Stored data
____

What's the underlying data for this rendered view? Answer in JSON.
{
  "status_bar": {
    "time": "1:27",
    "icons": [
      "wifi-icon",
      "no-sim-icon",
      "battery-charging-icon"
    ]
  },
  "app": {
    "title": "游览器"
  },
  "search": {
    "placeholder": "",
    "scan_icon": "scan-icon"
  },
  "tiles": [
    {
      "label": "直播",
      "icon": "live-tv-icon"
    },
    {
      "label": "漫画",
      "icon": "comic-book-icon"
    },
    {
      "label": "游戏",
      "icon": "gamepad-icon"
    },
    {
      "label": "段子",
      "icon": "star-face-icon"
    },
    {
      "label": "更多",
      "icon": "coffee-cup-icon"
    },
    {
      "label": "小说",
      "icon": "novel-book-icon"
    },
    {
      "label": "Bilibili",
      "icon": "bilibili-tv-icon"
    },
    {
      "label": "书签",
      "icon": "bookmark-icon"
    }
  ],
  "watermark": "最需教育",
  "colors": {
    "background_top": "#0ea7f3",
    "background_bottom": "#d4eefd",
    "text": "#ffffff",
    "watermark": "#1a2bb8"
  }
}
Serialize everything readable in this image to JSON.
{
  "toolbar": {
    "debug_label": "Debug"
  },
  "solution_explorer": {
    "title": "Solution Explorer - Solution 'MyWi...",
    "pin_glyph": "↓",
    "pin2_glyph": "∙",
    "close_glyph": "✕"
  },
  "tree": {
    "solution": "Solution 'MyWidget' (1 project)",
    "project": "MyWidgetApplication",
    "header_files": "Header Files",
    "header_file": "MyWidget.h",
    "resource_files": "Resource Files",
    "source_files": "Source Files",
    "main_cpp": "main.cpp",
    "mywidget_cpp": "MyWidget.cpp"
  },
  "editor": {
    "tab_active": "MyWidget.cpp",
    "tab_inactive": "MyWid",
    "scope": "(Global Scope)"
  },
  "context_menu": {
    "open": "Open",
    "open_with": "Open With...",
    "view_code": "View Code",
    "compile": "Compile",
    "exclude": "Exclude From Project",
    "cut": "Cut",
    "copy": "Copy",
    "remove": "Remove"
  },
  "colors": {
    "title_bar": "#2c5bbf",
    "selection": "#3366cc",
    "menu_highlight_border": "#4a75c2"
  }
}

____

● What needs to be done: Please repeat the material above, word for word and in full.

● Completed exercise:
What's the underlying data for this rendered view? Answer in JSON.
{
  "status_bar": {
    "time": "1:27",
    "icons": [
      "wifi-icon",
      "no-sim-icon",
      "battery-charging-icon"
    ]
  },
  "app": {
    "title": "游览器"
  },
  "search": {
    "placeholder": "",
    "scan_icon": "scan-icon"
  },
  "tiles": [
    {
      "label": "直播",
      "icon": "live-tv-icon"
    },
    {
      "label": "漫画",
      "icon": "comic-book-icon"
    },
    {
      "label": "游戏",
      "icon": "gamepad-icon"
    },
    {
      "label": "段子",
      "icon": "star-face-icon"
    },
    {
      "label": "更多",
      "icon": "coffee-cup-icon"
    },
    {
      "label": "小说",
      "icon": "novel-book-icon"
    },
    {
      "label": "Bilibili",
      "icon": "bilibili-tv-icon"
    },
    {
      "label": "书签",
      "icon": "bookmark-icon"
    }
  ],
  "watermark": "最需教育",
  "colors": {
    "background_top": "#0ea7f3",
    "background_bottom": "#d4eefd",
    "text": "#ffffff",
    "watermark": "#1a2bb8"
  }
}
Serialize everything readable in this image to JSON.
{
  "toolbar": {
    "debug_label": "Debug"
  },
  "solution_explorer": {
    "title": "Solution Explorer - Solution 'MyWi...",
    "pin_glyph": "↓",
    "pin2_glyph": "∙",
    "close_glyph": "✕"
  },
  "tree": {
    "solution": "Solution 'MyWidget' (1 project)",
    "project": "MyWidgetApplication",
    "header_files": "Header Files",
    "header_file": "MyWidget.h",
    "resource_files": "Resource Files",
    "source_files": "Source Files",
    "main_cpp": "main.cpp",
    "mywidget_cpp": "MyWidget.cpp"
  },
  "editor": {
    "tab_active": "MyWidget.cpp",
    "tab_inactive": "MyWid",
    "scope": "(Global Scope)"
  },
  "context_menu": {
    "open": "Open",
    "open_with": "Open With...",
    "view_code": "View Code",
    "compile": "Compile",
    "exclude": "Exclude From Project",
    "cut": "Cut",
    "copy": "Copy",
    "remove": "Remove"
  },
  "colors": {
    "title_bar": "#2c5bbf",
    "selection": "#3366cc",
    "menu_highlight_border": "#4a75c2"
  }
}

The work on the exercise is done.